Dataset entries on figures>
──────────────────────────────
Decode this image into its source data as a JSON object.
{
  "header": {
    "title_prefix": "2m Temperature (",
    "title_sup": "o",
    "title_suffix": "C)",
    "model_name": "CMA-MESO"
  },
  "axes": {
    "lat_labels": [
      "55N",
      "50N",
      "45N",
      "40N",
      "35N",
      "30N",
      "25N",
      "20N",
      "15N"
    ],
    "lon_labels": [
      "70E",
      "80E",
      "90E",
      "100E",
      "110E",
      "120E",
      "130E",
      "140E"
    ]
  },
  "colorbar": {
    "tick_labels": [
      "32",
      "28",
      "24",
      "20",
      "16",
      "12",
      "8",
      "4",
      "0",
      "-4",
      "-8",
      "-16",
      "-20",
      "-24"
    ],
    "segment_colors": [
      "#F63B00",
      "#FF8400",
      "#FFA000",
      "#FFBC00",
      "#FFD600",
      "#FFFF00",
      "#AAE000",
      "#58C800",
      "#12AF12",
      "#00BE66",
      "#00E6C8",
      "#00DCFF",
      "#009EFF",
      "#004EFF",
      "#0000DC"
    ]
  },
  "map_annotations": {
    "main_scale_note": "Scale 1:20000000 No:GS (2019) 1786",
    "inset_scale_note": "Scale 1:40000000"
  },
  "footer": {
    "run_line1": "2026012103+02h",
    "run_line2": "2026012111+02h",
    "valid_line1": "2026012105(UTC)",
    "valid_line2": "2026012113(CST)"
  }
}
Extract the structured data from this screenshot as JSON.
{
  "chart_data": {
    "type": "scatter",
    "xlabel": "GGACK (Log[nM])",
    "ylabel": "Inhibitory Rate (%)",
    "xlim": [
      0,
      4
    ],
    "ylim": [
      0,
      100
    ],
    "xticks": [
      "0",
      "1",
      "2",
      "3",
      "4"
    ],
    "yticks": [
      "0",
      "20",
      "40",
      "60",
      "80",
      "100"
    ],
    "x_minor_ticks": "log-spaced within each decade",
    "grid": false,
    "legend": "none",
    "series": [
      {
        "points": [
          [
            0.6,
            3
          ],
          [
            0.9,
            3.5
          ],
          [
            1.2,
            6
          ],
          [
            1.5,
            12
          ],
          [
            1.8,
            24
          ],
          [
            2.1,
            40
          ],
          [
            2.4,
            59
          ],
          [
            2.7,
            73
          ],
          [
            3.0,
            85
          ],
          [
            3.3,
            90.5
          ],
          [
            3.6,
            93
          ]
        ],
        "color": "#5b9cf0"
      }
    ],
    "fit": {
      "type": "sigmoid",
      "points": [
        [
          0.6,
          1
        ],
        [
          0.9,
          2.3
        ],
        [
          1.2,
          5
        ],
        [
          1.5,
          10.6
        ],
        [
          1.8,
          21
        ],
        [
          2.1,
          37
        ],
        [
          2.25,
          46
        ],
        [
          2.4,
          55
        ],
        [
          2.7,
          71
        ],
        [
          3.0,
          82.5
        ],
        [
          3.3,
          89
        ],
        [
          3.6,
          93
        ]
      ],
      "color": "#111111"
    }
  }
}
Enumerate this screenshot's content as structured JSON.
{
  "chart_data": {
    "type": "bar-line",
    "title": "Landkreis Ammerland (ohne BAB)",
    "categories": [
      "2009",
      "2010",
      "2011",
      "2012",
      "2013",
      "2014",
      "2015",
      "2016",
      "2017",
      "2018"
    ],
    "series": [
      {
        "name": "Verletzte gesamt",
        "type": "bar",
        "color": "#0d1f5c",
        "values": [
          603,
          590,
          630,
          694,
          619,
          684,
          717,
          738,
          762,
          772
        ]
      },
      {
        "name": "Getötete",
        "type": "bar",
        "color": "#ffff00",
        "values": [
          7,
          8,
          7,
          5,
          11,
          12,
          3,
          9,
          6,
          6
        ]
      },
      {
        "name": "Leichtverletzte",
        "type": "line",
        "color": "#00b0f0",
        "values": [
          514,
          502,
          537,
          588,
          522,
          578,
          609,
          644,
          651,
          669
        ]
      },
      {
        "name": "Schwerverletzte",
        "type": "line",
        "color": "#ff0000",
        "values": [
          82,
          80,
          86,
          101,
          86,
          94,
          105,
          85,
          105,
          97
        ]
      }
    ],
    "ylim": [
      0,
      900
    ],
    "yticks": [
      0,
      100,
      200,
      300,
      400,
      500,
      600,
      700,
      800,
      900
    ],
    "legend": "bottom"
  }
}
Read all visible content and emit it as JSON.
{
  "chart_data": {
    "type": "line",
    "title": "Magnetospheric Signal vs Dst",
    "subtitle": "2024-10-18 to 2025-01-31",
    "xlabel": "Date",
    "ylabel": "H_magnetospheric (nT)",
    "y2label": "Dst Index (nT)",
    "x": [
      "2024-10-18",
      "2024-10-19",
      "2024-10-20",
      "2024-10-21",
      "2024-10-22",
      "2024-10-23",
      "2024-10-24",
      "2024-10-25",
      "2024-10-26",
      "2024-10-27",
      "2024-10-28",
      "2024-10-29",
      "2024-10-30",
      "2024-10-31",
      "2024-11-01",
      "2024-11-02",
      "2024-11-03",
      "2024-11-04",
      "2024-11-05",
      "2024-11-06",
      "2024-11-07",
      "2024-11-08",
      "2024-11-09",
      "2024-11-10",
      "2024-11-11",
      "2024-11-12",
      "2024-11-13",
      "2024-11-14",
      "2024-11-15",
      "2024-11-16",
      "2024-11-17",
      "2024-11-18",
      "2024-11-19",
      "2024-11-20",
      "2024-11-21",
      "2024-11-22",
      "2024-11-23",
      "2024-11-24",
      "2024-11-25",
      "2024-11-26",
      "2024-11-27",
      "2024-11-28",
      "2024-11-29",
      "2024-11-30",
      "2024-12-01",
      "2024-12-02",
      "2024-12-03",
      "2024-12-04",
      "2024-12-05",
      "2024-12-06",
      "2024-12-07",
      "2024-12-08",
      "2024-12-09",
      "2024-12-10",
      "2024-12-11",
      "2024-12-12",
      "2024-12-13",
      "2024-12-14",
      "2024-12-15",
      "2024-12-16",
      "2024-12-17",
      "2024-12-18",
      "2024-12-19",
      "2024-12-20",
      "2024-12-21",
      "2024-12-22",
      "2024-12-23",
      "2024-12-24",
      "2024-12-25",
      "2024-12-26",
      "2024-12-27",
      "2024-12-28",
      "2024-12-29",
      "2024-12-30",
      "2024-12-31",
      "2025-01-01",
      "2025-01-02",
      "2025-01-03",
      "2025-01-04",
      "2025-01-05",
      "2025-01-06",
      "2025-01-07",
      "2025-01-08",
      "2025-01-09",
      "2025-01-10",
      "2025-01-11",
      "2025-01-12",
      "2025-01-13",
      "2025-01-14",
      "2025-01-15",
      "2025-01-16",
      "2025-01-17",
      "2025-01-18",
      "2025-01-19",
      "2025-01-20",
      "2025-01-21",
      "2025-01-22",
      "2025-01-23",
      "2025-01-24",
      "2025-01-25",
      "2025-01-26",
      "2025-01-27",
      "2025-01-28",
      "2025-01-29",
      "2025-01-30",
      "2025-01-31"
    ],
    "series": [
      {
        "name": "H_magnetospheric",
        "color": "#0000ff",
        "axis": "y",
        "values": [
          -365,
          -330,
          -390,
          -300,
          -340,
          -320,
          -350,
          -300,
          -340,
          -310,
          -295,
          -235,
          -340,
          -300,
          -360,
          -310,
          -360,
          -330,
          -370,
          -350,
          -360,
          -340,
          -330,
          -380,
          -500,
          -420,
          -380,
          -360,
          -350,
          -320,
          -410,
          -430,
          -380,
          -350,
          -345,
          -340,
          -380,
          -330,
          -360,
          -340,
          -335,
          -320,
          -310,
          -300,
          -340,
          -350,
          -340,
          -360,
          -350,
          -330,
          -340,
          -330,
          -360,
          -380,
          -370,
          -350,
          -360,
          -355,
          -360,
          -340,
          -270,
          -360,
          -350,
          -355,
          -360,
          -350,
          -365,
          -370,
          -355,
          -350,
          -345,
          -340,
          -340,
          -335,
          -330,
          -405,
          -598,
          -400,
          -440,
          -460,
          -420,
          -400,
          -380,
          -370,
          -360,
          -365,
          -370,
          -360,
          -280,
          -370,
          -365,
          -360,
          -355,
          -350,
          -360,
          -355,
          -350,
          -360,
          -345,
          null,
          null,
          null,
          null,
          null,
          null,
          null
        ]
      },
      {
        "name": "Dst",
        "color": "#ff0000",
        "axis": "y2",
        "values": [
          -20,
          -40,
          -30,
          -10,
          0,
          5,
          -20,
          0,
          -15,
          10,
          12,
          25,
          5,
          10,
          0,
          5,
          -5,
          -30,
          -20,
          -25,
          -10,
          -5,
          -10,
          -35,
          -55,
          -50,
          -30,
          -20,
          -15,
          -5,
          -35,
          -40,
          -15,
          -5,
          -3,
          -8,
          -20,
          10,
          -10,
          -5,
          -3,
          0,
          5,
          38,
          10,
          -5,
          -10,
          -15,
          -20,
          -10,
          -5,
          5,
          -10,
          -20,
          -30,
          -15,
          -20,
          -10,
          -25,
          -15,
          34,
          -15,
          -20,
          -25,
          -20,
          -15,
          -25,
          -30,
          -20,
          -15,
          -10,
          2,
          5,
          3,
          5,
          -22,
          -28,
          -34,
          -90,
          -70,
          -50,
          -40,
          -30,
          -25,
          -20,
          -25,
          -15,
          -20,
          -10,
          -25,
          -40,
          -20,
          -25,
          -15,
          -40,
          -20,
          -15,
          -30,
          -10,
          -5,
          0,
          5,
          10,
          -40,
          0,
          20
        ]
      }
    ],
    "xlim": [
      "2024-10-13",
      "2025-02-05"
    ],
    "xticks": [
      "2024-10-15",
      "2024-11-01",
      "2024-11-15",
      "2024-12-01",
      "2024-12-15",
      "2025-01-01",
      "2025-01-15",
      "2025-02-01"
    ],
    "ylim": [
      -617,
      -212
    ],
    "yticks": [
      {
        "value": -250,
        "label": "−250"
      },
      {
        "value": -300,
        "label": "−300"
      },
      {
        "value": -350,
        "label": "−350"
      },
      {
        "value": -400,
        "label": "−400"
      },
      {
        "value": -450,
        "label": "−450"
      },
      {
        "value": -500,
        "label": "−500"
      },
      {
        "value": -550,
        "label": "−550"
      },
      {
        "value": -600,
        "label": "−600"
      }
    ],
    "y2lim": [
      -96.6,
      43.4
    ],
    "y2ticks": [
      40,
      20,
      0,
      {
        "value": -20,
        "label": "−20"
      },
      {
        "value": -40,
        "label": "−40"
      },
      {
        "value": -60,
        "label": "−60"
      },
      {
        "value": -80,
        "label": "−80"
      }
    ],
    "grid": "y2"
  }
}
──────────────────────────────
TO DO> Your answer should be a single number: how many lines of the material contain the word "this".

FINISHED TASK> 3